Prompt: Return the data given below exactly as it appears.
──────── Records to process ────────
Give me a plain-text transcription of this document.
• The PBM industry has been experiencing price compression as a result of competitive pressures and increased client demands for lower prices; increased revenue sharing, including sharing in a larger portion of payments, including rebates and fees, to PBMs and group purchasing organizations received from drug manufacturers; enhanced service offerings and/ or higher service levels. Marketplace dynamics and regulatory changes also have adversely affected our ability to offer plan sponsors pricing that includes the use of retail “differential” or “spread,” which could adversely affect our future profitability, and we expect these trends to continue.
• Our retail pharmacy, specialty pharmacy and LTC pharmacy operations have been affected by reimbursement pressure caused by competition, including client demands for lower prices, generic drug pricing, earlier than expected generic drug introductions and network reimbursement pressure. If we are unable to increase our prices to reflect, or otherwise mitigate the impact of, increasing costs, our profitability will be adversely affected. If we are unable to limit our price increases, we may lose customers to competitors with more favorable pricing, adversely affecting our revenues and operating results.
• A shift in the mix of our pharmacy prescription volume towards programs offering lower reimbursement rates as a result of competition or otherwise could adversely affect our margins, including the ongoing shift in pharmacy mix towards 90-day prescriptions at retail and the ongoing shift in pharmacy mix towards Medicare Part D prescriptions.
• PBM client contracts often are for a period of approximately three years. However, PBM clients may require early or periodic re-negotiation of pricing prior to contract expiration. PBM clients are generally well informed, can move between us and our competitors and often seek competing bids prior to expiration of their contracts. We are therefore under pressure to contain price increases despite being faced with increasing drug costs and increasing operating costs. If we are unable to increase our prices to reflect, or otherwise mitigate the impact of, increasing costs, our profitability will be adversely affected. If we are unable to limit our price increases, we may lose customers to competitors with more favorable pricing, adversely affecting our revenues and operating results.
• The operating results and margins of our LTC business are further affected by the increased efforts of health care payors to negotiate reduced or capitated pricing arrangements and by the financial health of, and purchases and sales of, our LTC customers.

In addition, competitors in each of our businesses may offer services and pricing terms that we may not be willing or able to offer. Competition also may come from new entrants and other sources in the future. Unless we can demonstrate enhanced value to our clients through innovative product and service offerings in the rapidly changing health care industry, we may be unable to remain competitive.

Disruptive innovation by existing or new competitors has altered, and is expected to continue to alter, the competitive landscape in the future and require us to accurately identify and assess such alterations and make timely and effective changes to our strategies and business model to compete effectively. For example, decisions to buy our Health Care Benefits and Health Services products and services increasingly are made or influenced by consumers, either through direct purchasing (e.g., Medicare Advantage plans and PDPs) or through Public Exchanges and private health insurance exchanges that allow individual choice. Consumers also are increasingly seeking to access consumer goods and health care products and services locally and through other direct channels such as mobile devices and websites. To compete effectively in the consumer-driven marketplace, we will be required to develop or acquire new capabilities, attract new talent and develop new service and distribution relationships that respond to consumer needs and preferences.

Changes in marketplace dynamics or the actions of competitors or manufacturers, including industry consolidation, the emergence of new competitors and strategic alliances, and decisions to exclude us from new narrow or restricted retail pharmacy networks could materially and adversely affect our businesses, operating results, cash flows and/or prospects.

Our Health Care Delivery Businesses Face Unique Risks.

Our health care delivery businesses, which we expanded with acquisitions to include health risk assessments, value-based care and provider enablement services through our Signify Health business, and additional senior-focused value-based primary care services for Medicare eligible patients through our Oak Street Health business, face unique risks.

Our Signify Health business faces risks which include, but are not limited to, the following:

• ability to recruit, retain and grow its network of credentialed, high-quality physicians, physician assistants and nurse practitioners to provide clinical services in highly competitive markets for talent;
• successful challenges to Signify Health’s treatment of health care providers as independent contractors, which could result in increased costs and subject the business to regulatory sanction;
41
────────
Exercise solution:
Give me a plain-text transcription of this document.
• The PBM industry has been experiencing price compression as a result of competitive pressures and increased client demands for lower prices; increased revenue sharing, including sharing in a larger portion of payments, including rebates and fees, to PBMs and group purchasing organizations received from drug manufacturers; enhanced service offerings and/ or higher service levels. Marketplace dynamics and regulatory changes also have adversely affected our ability to offer plan sponsors pricing that includes the use of retail “differential” or “spread,” which could adversely affect our future profitability, and we expect these trends to continue.
• Our retail pharmacy, specialty pharmacy and LTC pharmacy operations have been affected by reimbursement pressure caused by competition, including client demands for lower prices, generic drug pricing, earlier than expected generic drug introductions and network reimbursement pressure. If we are unable to increase our prices to reflect, or otherwise mitigate the impact of, increasing costs, our profitability will be adversely affected. If we are unable to limit our price increases, we may lose customers to competitors with more favorable pricing, adversely affecting our revenues and operating results.
• A shift in the mix of our pharmacy prescription volume towards programs offering lower reimbursement rates as a result of competition or otherwise could adversely affect our margins, including the ongoing shift in pharmacy mix towards 90-day prescriptions at retail and the ongoing shift in pharmacy mix towards Medicare Part D prescriptions.
• PBM client contracts often are for a period of approximately three years. However, PBM clients may require early or periodic re-negotiation of pricing prior to contract expiration. PBM clients are generally well informed, can move between us and our competitors and often seek competing bids prior to expiration of their contracts. We are therefore under pressure to contain price increases despite being faced with increasing drug costs and increasing operating costs. If we are unable to increase our prices to reflect, or otherwise mitigate the impact of, increasing costs, our profitability will be adversely affected. If we are unable to limit our price increases, we may lose customers to competitors with more favorable pricing, adversely affecting our revenues and operating results.
• The operating results and margins of our LTC business are further affected by the increased efforts of health care payors to negotiate reduced or capitated pricing arrangements and by the financial health of, and purchases and sales of, our LTC customers.

In addition, competitors in each of our businesses may offer services and pricing terms that we may not be willing or able to offer. Competition also may come from new entrants and other sources in the future. Unless we can demonstrate enhanced value to our clients through innovative product and service offerings in the rapidly changing health care industry, we may be unable to remain competitive.

Disruptive innovation by existing or new competitors has altered, and is expected to continue to alter, the competitive landscape in the future and require us to accurately identify and assess such alterations and make timely and effective changes to our strategies and business model to compete effectively. For example, decisions to buy our Health Care Benefits and Health Services products and services increasingly are made or influenced by consumers, either through direct purchasing (e.g., Medicare Advantage plans and PDPs) or through Public Exchanges and private health insurance exchanges that allow individual choice. Consumers also are increasingly seeking to access consumer goods and health care products and services locally and through other direct channels such as mobile devices and websites. To compete effectively in the consumer-driven marketplace, we will be required to develop or acquire new capabilities, attract new talent and develop new service and distribution relationships that respond to consumer needs and preferences.

Changes in marketplace dynamics or the actions of competitors or manufacturers, including industry consolidation, the emergence of new competitors and strategic alliances, and decisions to exclude us from new narrow or restricted retail pharmacy networks could materially and adversely affect our businesses, operating results, cash flows and/or prospects.

Our Health Care Delivery Businesses Face Unique Risks.

Our health care delivery businesses, which we expanded with acquisitions to include health risk assessments, value-based care and provider enablement services through our Signify Health business, and additional senior-focused value-based primary care services for Medicare eligible patients through our Oak Street Health business, face unique risks.

Our Signify Health business faces risks which include, but are not limited to, the following:

• ability to recruit, retain and grow its network of credentialed, high-quality physicians, physician assistants and nurse practitioners to provide clinical services in highly competitive markets for talent;
• successful challenges to Signify Health’s treatment of health care providers as independent contractors, which could result in increased costs and subject the business to regulatory sanction;
41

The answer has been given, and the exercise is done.